**Written request:** Give each line of the entries below as a Markdown table with two columns, Row for its number and Line for the line itself, and skip any blank lines. Leave the pictures out of your answer.

**Raw data:**
-------

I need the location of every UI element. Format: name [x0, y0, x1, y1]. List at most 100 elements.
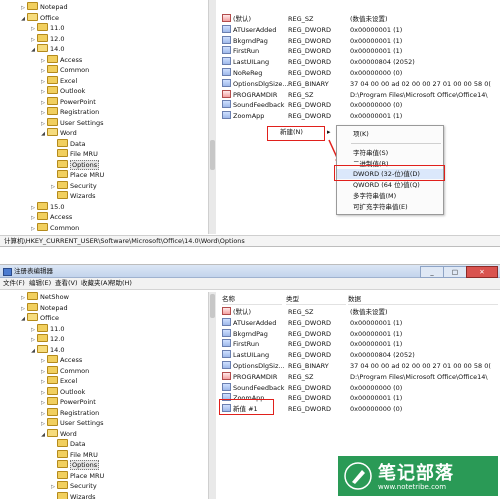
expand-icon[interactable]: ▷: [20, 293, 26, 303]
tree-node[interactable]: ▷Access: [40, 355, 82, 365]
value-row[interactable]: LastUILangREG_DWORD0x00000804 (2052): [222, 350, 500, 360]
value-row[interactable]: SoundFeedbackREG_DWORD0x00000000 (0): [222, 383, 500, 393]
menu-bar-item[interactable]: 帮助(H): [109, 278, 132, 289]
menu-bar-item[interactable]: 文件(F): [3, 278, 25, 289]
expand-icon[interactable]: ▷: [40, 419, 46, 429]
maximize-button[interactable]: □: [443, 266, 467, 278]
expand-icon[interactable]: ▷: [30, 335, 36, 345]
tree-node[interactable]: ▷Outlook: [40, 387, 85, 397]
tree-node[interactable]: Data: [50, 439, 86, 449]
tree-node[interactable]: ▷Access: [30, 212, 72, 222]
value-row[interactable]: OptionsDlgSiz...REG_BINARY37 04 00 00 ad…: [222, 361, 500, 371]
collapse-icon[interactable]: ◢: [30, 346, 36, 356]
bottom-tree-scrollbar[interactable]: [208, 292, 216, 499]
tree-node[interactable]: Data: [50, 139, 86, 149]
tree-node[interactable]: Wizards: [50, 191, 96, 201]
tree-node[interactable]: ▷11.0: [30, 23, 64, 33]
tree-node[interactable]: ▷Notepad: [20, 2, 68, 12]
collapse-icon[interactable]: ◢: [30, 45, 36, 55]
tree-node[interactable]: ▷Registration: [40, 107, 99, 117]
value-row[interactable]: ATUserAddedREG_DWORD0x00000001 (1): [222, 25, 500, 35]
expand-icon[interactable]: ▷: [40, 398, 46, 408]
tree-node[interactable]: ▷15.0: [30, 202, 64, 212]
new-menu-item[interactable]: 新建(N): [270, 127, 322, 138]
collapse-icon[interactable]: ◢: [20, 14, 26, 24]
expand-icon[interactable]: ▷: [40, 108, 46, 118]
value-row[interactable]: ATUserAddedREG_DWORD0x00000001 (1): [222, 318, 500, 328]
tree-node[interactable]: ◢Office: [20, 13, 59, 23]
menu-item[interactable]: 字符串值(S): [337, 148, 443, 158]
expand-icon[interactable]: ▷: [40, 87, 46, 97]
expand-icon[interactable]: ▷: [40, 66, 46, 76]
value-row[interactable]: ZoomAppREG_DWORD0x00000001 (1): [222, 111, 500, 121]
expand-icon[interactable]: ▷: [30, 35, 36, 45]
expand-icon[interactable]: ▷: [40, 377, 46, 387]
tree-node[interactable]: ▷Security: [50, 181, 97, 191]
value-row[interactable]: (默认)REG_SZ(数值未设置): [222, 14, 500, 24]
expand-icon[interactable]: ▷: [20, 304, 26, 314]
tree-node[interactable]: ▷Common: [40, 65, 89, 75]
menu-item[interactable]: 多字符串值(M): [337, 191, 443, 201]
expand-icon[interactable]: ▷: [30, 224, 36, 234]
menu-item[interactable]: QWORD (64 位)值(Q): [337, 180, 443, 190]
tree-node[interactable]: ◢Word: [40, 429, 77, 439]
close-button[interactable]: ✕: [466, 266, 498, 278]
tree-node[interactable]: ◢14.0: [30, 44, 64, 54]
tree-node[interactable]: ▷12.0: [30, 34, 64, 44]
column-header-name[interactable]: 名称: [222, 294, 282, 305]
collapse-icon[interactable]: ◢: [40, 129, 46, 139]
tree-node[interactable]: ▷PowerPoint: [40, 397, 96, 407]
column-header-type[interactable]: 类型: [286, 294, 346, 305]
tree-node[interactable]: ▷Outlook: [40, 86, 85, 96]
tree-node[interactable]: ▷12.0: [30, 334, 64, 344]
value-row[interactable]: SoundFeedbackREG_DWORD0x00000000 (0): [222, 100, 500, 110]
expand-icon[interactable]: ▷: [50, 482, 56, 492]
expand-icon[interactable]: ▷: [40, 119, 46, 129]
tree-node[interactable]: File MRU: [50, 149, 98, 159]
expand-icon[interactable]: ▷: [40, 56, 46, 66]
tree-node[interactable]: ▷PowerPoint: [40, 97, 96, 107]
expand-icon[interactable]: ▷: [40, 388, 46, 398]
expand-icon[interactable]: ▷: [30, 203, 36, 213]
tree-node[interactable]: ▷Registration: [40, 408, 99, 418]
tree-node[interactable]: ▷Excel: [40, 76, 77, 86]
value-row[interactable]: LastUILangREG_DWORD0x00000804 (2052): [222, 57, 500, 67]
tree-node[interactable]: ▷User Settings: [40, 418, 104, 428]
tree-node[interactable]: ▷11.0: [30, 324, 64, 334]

-------

**Written answer:**
| Row | Line |
|---|---|
| 1 | I need the location of every UI element. Format: name [x0, y0, x1, y1]. List at most 100 elements. |
| 2 | expand-icon[interactable]: ▷: [20, 293, 26, 303] |
| 3 | tree-node[interactable]: ▷Access: [40, 355, 82, 365] |
| 4 | value-row[interactable]: LastUILangREG_DWORD0x00000804 (2052): [222, 350, 500, 360] |
| 5 | value-row[interactable]: SoundFeedbackREG_DWORD0x00000000 (0): [222, 383, 500, 393] |
| 6 | menu-bar-item[interactable]: 帮助(H): [109, 278, 132, 289] |
| 7 | menu-bar-item[interactable]: 文件(F): [3, 278, 25, 289] |
| 8 | expand-icon[interactable]: ▷: [40, 419, 46, 429] |
| 9 | maximize-button[interactable]: □: [443, 266, 467, 278] |
| 10 | expand-icon[interactable]: ▷: [30, 335, 36, 345] |
| 11 | tree-node[interactable]: ▷Outlook: [40, 387, 85, 397] |
| 12 | tree-node[interactable]: Data: [50, 439, 86, 449] |
| 13 | tree-node[interactable]: ▷Access: [30, 212, 72, 222] |
| 14 | value-row[interactable]: OptionsDlgSiz...REG_BINARY37 04 00 00 ad…: [222, 361, 500, 371] |
| 15 | collapse-icon[interactable]: ◢: [30, 346, 36, 356] |
| 16 | bottom-tree-scrollbar[interactable]: [208, 292, 216, 499] |
| 17 | tree-node[interactable]: Data: [50, 139, 86, 149] |
| 18 | tree-node[interactable]: Wizards: [50, 191, 96, 201] |
| 19 | tree-node[interactable]: ▷11.0: [30, 23, 64, 33] |
| 20 | tree-node[interactable]: ▷Notepad: [20, 2, 68, 12] |
| 21 | collapse-icon[interactable]: ◢: [30, 45, 36, 55] |
| 22 | tree-node[interactable]: ▷Registration: [40, 107, 99, 117] |
| 23 | value-row[interactable]: ATUserAddedREG_DWORD0x00000001 (1): [222, 25, 500, 35] |
| 24 | expand-icon[interactable]: ▷: [40, 398, 46, 408] |
| 25 | tree-node[interactable]: ▷15.0: [30, 202, 64, 212] |
| 26 | new-menu-item[interactable]: 新建(N): [270, 127, 322, 138] |
| 27 | collapse-icon[interactable]: ◢: [20, 14, 26, 24] |
| 28 | expand-icon[interactable]: ▷: [40, 108, 46, 118] |
| 29 | value-row[interactable]: ATUserAddedREG_DWORD0x00000001 (1): [222, 318, 500, 328] |
| 30 | tree-node[interactable]: ◢Office: [20, 13, 59, 23] |
| 31 | menu-item[interactable]: 字符串值(S): [337, 148, 443, 158] |
| 32 | expand-icon[interactable]: ▷: [40, 87, 46, 97] |
| 33 | expand-icon[interactable]: ▷: [40, 66, 46, 76] |
| 34 | value-row[interactable]: ZoomAppREG_DWORD0x00000001 (1): [222, 111, 500, 121] |
| 35 | expand-icon[interactable]: ▷: [30, 35, 36, 45] |
| 36 | expand-icon[interactable]: ▷: [40, 377, 46, 387] |
| 37 | tree-node[interactable]: ▷Security: [50, 181, 97, 191] |
| 38 | value-row[interactable]: (默认)REG_SZ(数值未设置): [222, 14, 500, 24] |
| 39 | expand-icon[interactable]: ▷: [20, 304, 26, 314] |
| 40 | tree-node[interactable]: ▷Common: [40, 65, 89, 75] |
| 41 | menu-item[interactable]: 多字符串值(M): [337, 191, 443, 201] |
| 42 | expand-icon[interactable]: ▷: [30, 224, 36, 234] |
| 43 | menu-item[interactable]: QWORD (64 位)值(Q): [337, 180, 443, 190] |
| 44 | tree-node[interactable]: ◢Word: [40, 429, 77, 439] |
| 45 | close-button[interactable]: ✕: [466, 266, 498, 278] |
| 46 | tree-node[interactable]: ◢14.0: [30, 44, 64, 54] |
| 47 | tree-node[interactable]: ▷12.0: [30, 34, 64, 44] |
| 48 | column-header-name[interactable]: 名称: [222, 294, 282, 305] |
| 49 | collapse-icon[interactable]: ◢: [40, 129, 46, 139] |
| 50 | tree-node[interactable]: ▷PowerPoint: [40, 397, 96, 407] |
| 51 | column-header-type[interactable]: 类型: [286, 294, 346, 305] |
| 52 | tree-node[interactable]: ▷Outlook: [40, 86, 85, 96] |
| 53 | tree-node[interactable]: ▷12.0: [30, 334, 64, 344] |
| 54 | value-row[interactable]: SoundFeedbackREG_DWORD0x00000000 (0): [222, 100, 500, 110] |
| 55 | expand-icon[interactable]: ▷: [50, 482, 56, 492] |
| 56 | expand-icon[interactable]: ▷: [40, 119, 46, 129] |
| 57 | tree-node[interactable]: File MRU: [50, 149, 98, 159] |
| 58 | expand-icon[interactable]: ▷: [40, 56, 46, 66] |
| 59 | tree-node[interactable]: ▷PowerPoint: [40, 97, 96, 107] |
| 60 | expand-icon[interactable]: ▷: [40, 388, 46, 398] |
| 61 | expand-icon[interactable]: ▷: [30, 203, 36, 213] |
| 62 | tree-node[interactable]: ▷Registration: [40, 408, 99, 418] |
| 63 | tree-node[interactable]: ▷Excel: [40, 76, 77, 86] |
| 64 | value-row[interactable]: LastUILangREG_DWORD0x00000804 (2052): [222, 57, 500, 67] |
| 65 | tree-node[interactable]: ▷User Settings: [40, 418, 104, 428] |
| 66 | tree-node[interactable]: ▷11.0: [30, 324, 64, 334] |